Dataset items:
━━━━━━━━
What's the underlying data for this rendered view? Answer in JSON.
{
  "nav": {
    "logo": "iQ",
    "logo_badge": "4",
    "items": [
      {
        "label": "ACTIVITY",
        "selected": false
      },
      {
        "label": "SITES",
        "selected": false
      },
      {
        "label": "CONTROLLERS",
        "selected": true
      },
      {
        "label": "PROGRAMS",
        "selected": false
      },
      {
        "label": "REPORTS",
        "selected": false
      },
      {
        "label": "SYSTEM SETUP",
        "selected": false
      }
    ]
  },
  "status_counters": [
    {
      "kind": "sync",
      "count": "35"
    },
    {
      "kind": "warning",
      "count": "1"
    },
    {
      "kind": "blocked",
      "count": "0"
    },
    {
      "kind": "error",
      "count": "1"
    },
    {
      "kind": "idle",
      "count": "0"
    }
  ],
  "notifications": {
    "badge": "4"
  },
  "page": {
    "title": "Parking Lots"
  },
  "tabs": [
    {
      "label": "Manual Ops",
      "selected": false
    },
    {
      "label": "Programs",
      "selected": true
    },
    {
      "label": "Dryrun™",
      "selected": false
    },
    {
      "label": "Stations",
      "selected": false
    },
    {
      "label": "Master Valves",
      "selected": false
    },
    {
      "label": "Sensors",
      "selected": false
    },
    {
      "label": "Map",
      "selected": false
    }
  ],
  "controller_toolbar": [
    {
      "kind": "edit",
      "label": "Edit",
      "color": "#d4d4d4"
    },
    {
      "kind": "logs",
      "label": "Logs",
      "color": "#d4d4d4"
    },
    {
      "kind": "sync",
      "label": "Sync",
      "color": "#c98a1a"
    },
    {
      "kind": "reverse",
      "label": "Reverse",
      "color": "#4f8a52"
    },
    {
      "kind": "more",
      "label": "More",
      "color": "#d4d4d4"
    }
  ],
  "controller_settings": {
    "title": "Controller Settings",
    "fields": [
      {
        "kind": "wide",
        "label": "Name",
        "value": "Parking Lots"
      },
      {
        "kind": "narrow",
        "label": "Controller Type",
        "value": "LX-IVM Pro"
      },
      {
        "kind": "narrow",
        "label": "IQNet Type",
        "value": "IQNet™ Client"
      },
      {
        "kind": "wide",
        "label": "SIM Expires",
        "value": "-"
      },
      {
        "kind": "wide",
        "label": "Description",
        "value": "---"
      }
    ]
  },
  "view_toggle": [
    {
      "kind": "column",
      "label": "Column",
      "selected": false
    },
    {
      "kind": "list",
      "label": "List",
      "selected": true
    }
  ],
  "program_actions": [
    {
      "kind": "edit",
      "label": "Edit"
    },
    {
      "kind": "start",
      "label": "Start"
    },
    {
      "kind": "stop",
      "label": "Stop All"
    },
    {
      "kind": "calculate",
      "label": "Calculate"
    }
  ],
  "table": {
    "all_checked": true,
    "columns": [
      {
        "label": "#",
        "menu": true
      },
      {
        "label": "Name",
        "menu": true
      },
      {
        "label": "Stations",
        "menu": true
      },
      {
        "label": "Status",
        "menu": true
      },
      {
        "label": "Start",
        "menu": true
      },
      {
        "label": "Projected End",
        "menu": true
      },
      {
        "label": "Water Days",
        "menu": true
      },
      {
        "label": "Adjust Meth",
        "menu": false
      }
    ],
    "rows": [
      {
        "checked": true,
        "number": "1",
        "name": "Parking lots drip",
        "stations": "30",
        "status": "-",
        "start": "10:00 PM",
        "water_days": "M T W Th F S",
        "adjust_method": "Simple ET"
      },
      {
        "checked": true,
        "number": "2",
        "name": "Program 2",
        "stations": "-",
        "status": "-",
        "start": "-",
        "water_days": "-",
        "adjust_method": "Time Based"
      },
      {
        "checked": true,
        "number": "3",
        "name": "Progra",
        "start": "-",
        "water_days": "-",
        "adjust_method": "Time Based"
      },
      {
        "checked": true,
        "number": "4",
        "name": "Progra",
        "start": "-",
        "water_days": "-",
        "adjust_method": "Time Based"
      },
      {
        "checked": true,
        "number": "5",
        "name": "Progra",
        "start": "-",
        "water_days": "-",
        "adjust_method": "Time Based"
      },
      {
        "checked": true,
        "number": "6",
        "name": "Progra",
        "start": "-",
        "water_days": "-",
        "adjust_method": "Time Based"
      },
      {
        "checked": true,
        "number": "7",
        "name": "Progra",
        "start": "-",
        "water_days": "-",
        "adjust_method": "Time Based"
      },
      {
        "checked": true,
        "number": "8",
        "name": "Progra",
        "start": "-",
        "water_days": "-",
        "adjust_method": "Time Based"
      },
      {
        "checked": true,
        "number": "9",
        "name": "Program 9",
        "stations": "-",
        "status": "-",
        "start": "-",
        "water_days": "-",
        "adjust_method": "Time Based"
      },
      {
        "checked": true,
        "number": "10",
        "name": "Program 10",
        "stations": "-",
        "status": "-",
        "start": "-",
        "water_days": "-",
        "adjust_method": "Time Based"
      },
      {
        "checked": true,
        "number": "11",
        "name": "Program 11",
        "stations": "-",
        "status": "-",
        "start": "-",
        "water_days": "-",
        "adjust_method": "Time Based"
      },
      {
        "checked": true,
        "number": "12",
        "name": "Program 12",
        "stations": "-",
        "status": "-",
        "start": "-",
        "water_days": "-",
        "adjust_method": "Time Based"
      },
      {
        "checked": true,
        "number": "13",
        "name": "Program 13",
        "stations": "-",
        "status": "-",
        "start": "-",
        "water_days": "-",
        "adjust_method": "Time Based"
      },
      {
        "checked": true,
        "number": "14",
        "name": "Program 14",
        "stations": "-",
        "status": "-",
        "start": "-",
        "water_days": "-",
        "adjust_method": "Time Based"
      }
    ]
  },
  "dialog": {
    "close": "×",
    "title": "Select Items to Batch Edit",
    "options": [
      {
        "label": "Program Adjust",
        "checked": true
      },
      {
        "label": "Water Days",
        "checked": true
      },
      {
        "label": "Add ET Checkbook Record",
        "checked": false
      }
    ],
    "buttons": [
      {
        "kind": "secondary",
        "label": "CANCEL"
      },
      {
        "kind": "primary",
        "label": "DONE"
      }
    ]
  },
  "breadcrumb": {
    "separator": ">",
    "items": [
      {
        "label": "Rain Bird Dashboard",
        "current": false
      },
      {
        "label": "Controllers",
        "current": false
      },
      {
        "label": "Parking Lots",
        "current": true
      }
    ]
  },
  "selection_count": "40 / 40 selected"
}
━━━━━━━━
YOUR INSTRUCTIONS: Restate the data above exactly, keeping each word as it stands.

CORRECT OUTPUT:
What's the underlying data for this rendered view? Answer in JSON.
{
  "nav": {
    "logo": "iQ",
    "logo_badge": "4",
    "items": [
      {
        "label": "ACTIVITY",
        "selected": false
      },
      {
        "label": "SITES",
        "selected": false
      },
      {
        "label": "CONTROLLERS",
        "selected": true
      },
      {
        "label": "PROGRAMS",
        "selected": false
      },
      {
        "label": "REPORTS",
        "selected": false
      },
      {
        "label": "SYSTEM SETUP",
        "selected": false
      }
    ]
  },
  "status_counters": [
    {
      "kind": "sync",
      "count": "35"
    },
    {
      "kind": "warning",
      "count": "1"
    },
    {
      "kind": "blocked",
      "count": "0"
    },
    {
      "kind": "error",
      "count": "1"
    },
    {
      "kind": "idle",
      "count": "0"
    }
  ],
  "notifications": {
    "badge": "4"
  },
  "page": {
    "title": "Parking Lots"
  },
  "tabs": [
    {
      "label": "Manual Ops",
      "selected": false
    },
    {
      "label": "Programs",
      "selected": true
    },
    {
      "label": "Dryrun™",
      "selected": false
    },
    {
      "label": "Stations",
      "selected": false
    },
    {
      "label": "Master Valves",
      "selected": false
    },
    {
      "label": "Sensors",
      "selected": false
    },
    {
      "label": "Map",
      "selected": false
    }
  ],
  "controller_toolbar": [
    {
      "kind": "edit",
      "label": "Edit",
      "color": "#d4d4d4"
    },
    {
      "kind": "logs",
      "label": "Logs",
      "color": "#d4d4d4"
    },
    {
      "kind": "sync",
      "label": "Sync",
      "color": "#c98a1a"
    },
    {
      "kind": "reverse",
      "label": "Reverse",
      "color": "#4f8a52"
    },
    {
      "kind": "more",
      "label": "More",
      "color": "#d4d4d4"
    }
  ],
  "controller_settings": {
    "title": "Controller Settings",
    "fields": [
      {
        "kind": "wide",
        "label": "Name",
        "value": "Parking Lots"
      },
      {
        "kind": "narrow",
        "label": "Controller Type",
        "value": "LX-IVM Pro"
      },
      {
        "kind": "narrow",
        "label": "IQNet Type",
        "value": "IQNet™ Client"
      },
      {
        "kind": "wide",
        "label": "SIM Expires",
        "value": "-"
      },
      {
        "kind": "wide",
        "label": "Description",
        "value": "---"
      }
    ]
  },
  "view_toggle": [
    {
      "kind": "column",
      "label": "Column",
      "selected": false
    },
    {
      "kind": "list",
      "label": "List",
      "selected": true
    }
  ],
  "program_actions": [
    {
      "kind": "edit",
      "label": "Edit"
    },
    {
      "kind": "start",
      "label": "Start"
    },
    {
      "kind": "stop",
      "label": "Stop All"
    },
    {
      "kind": "calculate",
      "label": "Calculate"
    }
  ],
  "table": {
    "all_checked": true,
    "columns": [
      {
        "label": "#",
        "menu": true
      },
      {
        "label": "Name",
        "menu": true
      },
      {
        "label": "Stations",
        "menu": true
      },
      {
        "label": "Status",
        "menu": true
      },
      {
        "label": "Start",
        "menu": true
      },
      {
        "label": "Projected End",
        "menu": true
      },
      {
        "label": "Water Days",
        "menu": true
      },
      {
        "label": "Adjust Meth",
        "menu": false
      }
    ],
    "rows": [
      {
        "checked": true,
        "number": "1",
        "name": "Parking lots drip",
        "stations": "30",
        "status": "-",
        "start": "10:00 PM",
        "water_days": "M T W Th F S",
        "adjust_method": "Simple ET"
      },
      {
        "checked": true,
        "number": "2",
        "name": "Program 2",
        "stations": "-",
        "status": "-",
        "start": "-",
        "water_days": "-",
        "adjust_method": "Time Based"
      },
      {
        "checked": true,
        "number": "3",
        "name": "Progra",
        "start": "-",
        "water_days": "-",
        "adjust_method": "Time Based"
      },
      {
        "checked": true,
        "number": "4",
        "name": "Progra",
        "start": "-",
        "water_days": "-",
        "adjust_method": "Time Based"
      },
      {
        "checked": true,
        "number": "5",
        "name": "Progra",
        "start": "-",
        "water_days": "-",
        "adjust_method": "Time Based"
      },
      {
        "checked": true,
        "number": "6",
        "name": "Progra",
        "start": "-",
        "water_days": "-",
        "adjust_method": "Time Based"
      },
      {
        "checked": true,
        "number": "7",
        "name": "Progra",
        "start": "-",
        "water_days": "-",
        "adjust_method": "Time Based"
      },
      {
        "checked": true,
        "number": "8",
        "name": "Progra",
        "start": "-",
        "water_days": "-",
        "adjust_method": "Time Based"
      },
      {
        "checked": true,
        "number": "9",
        "name": "Program 9",
        "stations": "-",
        "status": "-",
        "start": "-",
        "water_days": "-",
        "adjust_method": "Time Based"
      },
      {
        "checked": true,
        "number": "10",
        "name": "Program 10",
        "stations": "-",
        "status": "-",
        "start": "-",
        "water_days": "-",
        "adjust_method": "Time Based"
      },
      {
        "checked": true,
        "number": "11",
        "name": "Program 11",
        "stations": "-",
        "status": "-",
        "start": "-",
        "water_days": "-",
        "adjust_method": "Time Based"
      },
      {
        "checked": true,
        "number": "12",
        "name": "Program 12",
        "stations": "-",
        "status": "-",
        "start": "-",
        "water_days": "-",
        "adjust_method": "Time Based"
      },
      {
        "checked": true,
        "number": "13",
        "name": "Program 13",
        "stations": "-",
        "status": "-",
        "start": "-",
        "water_days": "-",
        "adjust_method": "Time Based"
      },
      {
        "checked": true,
        "number": "14",
        "name": "Program 14",
        "stations": "-",
        "status": "-",
        "start": "-",
        "water_days": "-",
        "adjust_method": "Time Based"
      }
    ]
  },
  "dialog": {
    "close": "×",
    "title": "Select Items to Batch Edit",
    "options": [
      {
        "label": "Program Adjust",
        "checked": true
      },
      {
        "label": "Water Days",
        "checked": true
      },
      {
        "label": "Add ET Checkbook Record",
        "checked": false
      }
    ],
    "buttons": [
      {
        "kind": "secondary",
        "label": "CANCEL"
      },
      {
        "kind": "primary",
        "label": "DONE"
      }
    ]
  },
  "breadcrumb": {
    "separator": ">",
    "items": [
      {
        "label": "Rain Bird Dashboard",
        "current": false
      },
      {
        "label": "Controllers",
        "current": false
      },
      {
        "label": "Parking Lots",
        "current": true
      }
    ]
  },
  "selection_count": "40 / 40 selected"
}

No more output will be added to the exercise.